> [STATED TASK] Write out all of the entries exactly as given.

* START DATA FOR THIS EXERCISE *

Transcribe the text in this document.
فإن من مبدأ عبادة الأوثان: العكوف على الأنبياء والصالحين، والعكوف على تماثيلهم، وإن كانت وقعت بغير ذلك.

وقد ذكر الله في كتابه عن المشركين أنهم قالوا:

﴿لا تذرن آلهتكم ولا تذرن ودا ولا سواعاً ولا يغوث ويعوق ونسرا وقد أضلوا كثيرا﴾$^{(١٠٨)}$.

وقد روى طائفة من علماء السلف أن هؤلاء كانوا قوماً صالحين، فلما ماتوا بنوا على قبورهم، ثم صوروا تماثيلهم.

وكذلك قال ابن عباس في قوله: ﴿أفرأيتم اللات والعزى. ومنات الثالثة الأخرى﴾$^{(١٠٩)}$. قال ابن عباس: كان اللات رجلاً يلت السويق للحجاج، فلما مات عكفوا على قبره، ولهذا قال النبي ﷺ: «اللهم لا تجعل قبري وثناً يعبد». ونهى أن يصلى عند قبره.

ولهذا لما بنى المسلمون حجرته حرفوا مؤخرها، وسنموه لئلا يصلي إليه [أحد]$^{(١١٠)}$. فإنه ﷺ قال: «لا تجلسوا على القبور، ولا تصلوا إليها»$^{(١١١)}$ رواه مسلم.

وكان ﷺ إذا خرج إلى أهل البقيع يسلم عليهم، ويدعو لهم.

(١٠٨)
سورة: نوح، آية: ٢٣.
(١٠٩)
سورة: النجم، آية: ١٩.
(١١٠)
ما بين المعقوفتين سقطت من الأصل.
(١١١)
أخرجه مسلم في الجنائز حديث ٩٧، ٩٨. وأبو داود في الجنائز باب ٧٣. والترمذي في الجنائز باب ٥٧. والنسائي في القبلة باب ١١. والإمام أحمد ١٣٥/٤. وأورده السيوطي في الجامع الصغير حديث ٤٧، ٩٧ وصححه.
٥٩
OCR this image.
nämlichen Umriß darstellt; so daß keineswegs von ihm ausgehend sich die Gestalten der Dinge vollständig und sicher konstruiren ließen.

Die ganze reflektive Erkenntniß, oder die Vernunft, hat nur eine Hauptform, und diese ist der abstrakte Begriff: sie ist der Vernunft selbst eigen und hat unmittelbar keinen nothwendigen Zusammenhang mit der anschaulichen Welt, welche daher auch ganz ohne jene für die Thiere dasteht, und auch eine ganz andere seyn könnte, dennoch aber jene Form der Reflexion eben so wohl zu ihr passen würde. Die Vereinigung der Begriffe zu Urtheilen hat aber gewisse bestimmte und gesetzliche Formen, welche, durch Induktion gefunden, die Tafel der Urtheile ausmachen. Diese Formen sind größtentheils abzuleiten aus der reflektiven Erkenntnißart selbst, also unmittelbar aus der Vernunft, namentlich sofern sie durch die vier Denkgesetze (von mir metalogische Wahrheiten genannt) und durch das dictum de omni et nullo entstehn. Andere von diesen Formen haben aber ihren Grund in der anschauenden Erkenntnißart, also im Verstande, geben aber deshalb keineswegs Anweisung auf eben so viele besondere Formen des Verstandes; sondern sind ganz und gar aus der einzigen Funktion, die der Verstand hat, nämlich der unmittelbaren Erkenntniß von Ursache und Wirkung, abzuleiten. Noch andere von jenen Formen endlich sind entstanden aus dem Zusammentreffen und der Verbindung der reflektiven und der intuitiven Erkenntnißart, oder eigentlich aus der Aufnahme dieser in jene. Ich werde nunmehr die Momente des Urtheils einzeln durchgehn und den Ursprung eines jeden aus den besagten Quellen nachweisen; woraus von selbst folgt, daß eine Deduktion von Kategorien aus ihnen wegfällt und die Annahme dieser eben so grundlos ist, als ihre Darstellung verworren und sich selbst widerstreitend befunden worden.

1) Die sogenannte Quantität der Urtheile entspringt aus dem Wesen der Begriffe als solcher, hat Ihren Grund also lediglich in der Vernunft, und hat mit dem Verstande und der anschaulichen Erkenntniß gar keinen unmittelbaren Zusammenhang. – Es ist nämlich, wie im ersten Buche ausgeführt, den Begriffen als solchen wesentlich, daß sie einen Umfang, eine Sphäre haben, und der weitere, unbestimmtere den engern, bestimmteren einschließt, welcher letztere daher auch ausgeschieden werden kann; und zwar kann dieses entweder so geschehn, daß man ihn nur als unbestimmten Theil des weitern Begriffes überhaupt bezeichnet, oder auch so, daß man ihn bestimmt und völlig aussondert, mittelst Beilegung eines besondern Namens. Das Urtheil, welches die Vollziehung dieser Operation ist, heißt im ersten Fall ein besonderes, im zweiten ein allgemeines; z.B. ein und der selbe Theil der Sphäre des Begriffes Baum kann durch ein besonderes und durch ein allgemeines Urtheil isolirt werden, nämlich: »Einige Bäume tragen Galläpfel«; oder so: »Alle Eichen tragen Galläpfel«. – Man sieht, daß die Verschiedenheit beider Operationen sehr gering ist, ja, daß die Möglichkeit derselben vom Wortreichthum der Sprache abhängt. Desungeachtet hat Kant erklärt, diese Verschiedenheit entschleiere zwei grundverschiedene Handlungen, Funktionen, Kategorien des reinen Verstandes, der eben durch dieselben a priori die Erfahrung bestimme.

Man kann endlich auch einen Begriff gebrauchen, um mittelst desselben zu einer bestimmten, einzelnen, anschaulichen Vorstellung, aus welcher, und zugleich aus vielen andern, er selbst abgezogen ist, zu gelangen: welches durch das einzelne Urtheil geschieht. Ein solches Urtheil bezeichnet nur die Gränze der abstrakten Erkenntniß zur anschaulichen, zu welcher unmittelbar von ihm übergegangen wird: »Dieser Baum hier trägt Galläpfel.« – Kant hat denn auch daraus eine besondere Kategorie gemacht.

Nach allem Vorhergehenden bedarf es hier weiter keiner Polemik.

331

* END DATA FOR THIS EXERCISE *

> [RESPONSE TO THIS TASK]
Transcribe the text in this document.
فإن من مبدأ عبادة الأوثان: العكوف على الأنبياء والصالحين، والعكوف على تماثيلهم، وإن كانت وقعت بغير ذلك.

وقد ذكر الله في كتابه عن المشركين أنهم قالوا:

﴿لا تذرن آلهتكم ولا تذرن ودا ولا سواعاً ولا يغوث ويعوق ونسرا وقد أضلوا كثيرا﴾$^{(١٠٨)}$.

وقد روى طائفة من علماء السلف أن هؤلاء كانوا قوماً صالحين، فلما ماتوا بنوا على قبورهم، ثم صوروا تماثيلهم.

وكذلك قال ابن عباس في قوله: ﴿أفرأيتم اللات والعزى. ومنات الثالثة الأخرى﴾$^{(١٠٩)}$. قال ابن عباس: كان اللات رجلاً يلت السويق للحجاج، فلما مات عكفوا على قبره، ولهذا قال النبي ﷺ: «اللهم لا تجعل قبري وثناً يعبد». ونهى أن يصلى عند قبره.

ولهذا لما بنى المسلمون حجرته حرفوا مؤخرها، وسنموه لئلا يصلي إليه [أحد]$^{(١١٠)}$. فإنه ﷺ قال: «لا تجلسوا على القبور، ولا تصلوا إليها»$^{(١١١)}$ رواه مسلم.

وكان ﷺ إذا خرج إلى أهل البقيع يسلم عليهم، ويدعو لهم.

(١٠٨)
سورة: نوح، آية: ٢٣.
(١٠٩)
سورة: النجم، آية: ١٩.
(١١٠)
ما بين المعقوفتين سقطت من الأصل.
(١١١)
أخرجه مسلم في الجنائز حديث ٩٧، ٩٨. وأبو داود في الجنائز باب ٧٣. والترمذي في الجنائز باب ٥٧. والنسائي في القبلة باب ١١. والإمام أحمد ١٣٥/٤. وأورده السيوطي في الجامع الصغير حديث ٤٧، ٩٧ وصححه.
٥٩
OCR this image.
nämlichen Umriß darstellt; so daß keineswegs von ihm ausgehend sich die Gestalten der Dinge vollständig und sicher konstruiren ließen.

Die ganze reflektive Erkenntniß, oder die Vernunft, hat nur eine Hauptform, und diese ist der abstrakte Begriff: sie ist der Vernunft selbst eigen und hat unmittelbar keinen nothwendigen Zusammenhang mit der anschaulichen Welt, welche daher auch ganz ohne jene für die Thiere dasteht, und auch eine ganz andere seyn könnte, dennoch aber jene Form der Reflexion eben so wohl zu ihr passen würde. Die Vereinigung der Begriffe zu Urtheilen hat aber gewisse bestimmte und gesetzliche Formen, welche, durch Induktion gefunden, die Tafel der Urtheile ausmachen. Diese Formen sind größtentheils abzuleiten aus der reflektiven Erkenntnißart selbst, also unmittelbar aus der Vernunft, namentlich sofern sie durch die vier Denkgesetze (von mir metalogische Wahrheiten genannt) und durch das dictum de omni et nullo entstehn. Andere von diesen Formen haben aber ihren Grund in der anschauenden Erkenntnißart, also im Verstande, geben aber deshalb keineswegs Anweisung auf eben so viele besondere Formen des Verstandes; sondern sind ganz und gar aus der einzigen Funktion, die der Verstand hat, nämlich der unmittelbaren Erkenntniß von Ursache und Wirkung, abzuleiten. Noch andere von jenen Formen endlich sind entstanden aus dem Zusammentreffen und der Verbindung der reflektiven und der intuitiven Erkenntnißart, oder eigentlich aus der Aufnahme dieser in jene. Ich werde nunmehr die Momente des Urtheils einzeln durchgehn und den Ursprung eines jeden aus den besagten Quellen nachweisen; woraus von selbst folgt, daß eine Deduktion von Kategorien aus ihnen wegfällt und die Annahme dieser eben so grundlos ist, als ihre Darstellung verworren und sich selbst widerstreitend befunden worden.

1) Die sogenannte Quantität der Urtheile entspringt aus dem Wesen der Begriffe als solcher, hat Ihren Grund also lediglich in der Vernunft, und hat mit dem Verstande und der anschaulichen Erkenntniß gar keinen unmittelbaren Zusammenhang. – Es ist nämlich, wie im ersten Buche ausgeführt, den Begriffen als solchen wesentlich, daß sie einen Umfang, eine Sphäre haben, und der weitere, unbestimmtere den engern, bestimmteren einschließt, welcher letztere daher auch ausgeschieden werden kann; und zwar kann dieses entweder so geschehn, daß man ihn nur als unbestimmten Theil des weitern Begriffes überhaupt bezeichnet, oder auch so, daß man ihn bestimmt und völlig aussondert, mittelst Beilegung eines besondern Namens. Das Urtheil, welches die Vollziehung dieser Operation ist, heißt im ersten Fall ein besonderes, im zweiten ein allgemeines; z.B. ein und der selbe Theil der Sphäre des Begriffes Baum kann durch ein besonderes und durch ein allgemeines Urtheil isolirt werden, nämlich: »Einige Bäume tragen Galläpfel«; oder so: »Alle Eichen tragen Galläpfel«. – Man sieht, daß die Verschiedenheit beider Operationen sehr gering ist, ja, daß die Möglichkeit derselben vom Wortreichthum der Sprache abhängt. Desungeachtet hat Kant erklärt, diese Verschiedenheit entschleiere zwei grundverschiedene Handlungen, Funktionen, Kategorien des reinen Verstandes, der eben durch dieselben a priori die Erfahrung bestimme.

Man kann endlich auch einen Begriff gebrauchen, um mittelst desselben zu einer bestimmten, einzelnen, anschaulichen Vorstellung, aus welcher, und zugleich aus vielen andern, er selbst abgezogen ist, zu gelangen: welches durch das einzelne Urtheil geschieht. Ein solches Urtheil bezeichnet nur die Gränze der abstrakten Erkenntniß zur anschaulichen, zu welcher unmittelbar von ihm übergegangen wird: »Dieser Baum hier trägt Galläpfel.« – Kant hat denn auch daraus eine besondere Kategorie gemacht.

Nach allem Vorhergehenden bedarf es hier weiter keiner Polemik.

331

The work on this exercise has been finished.